Each line containing the word "firefox" must be collected.
***** Data excerpts
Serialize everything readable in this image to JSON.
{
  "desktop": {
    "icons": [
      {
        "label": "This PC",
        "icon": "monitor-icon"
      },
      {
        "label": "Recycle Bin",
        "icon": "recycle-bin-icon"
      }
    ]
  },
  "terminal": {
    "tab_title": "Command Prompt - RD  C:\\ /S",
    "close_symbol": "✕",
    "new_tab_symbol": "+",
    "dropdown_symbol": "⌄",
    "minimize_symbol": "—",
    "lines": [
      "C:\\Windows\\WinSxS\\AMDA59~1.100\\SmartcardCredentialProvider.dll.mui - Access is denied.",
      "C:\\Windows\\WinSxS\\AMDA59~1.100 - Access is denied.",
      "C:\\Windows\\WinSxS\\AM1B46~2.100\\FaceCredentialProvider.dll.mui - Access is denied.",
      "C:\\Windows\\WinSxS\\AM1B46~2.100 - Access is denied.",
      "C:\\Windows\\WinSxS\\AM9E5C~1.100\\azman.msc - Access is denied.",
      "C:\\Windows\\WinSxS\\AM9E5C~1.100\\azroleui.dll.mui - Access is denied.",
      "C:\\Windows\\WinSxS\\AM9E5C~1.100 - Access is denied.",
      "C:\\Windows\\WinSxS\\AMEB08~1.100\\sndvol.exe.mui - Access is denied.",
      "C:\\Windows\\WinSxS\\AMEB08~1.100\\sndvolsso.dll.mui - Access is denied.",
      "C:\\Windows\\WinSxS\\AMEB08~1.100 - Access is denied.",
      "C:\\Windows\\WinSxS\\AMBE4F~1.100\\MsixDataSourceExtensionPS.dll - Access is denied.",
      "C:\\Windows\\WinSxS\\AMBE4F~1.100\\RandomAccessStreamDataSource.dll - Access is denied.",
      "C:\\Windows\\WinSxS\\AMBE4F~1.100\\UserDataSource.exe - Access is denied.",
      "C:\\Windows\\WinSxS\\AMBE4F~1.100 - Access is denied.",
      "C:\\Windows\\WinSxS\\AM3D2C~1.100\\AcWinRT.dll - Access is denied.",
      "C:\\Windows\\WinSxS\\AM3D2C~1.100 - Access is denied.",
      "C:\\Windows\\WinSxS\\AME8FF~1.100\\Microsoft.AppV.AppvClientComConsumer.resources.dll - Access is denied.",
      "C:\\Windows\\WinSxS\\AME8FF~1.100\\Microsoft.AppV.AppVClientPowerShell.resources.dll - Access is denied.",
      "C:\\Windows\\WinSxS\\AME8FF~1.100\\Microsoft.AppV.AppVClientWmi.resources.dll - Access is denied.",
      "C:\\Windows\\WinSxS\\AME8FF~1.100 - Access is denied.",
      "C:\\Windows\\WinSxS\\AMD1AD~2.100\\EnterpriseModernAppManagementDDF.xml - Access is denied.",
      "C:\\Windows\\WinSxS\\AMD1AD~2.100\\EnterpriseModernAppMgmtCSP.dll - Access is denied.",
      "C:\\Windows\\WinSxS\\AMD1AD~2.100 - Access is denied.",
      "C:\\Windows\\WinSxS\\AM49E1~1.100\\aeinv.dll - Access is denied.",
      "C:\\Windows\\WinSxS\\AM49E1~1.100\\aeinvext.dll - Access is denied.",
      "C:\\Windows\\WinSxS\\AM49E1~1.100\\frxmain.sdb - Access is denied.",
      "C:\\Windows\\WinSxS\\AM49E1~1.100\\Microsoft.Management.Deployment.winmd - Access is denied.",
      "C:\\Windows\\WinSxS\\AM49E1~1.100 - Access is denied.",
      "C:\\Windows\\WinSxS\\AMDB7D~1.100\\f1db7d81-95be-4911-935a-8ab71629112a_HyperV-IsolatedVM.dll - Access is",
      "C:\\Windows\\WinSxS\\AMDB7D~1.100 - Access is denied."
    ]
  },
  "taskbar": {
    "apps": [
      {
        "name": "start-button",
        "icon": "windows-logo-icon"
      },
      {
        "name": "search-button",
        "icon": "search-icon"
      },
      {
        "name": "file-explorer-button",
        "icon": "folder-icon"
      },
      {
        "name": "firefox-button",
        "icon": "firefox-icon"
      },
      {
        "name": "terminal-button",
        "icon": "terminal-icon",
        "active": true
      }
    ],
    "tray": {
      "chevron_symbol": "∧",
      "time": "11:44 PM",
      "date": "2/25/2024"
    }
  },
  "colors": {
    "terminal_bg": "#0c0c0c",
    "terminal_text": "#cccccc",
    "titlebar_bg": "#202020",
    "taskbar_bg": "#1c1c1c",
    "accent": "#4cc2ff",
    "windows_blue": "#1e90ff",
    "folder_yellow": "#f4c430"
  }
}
**********
(Solution for this task):
        "name": "firefox-button",
        "icon": "firefox-icon"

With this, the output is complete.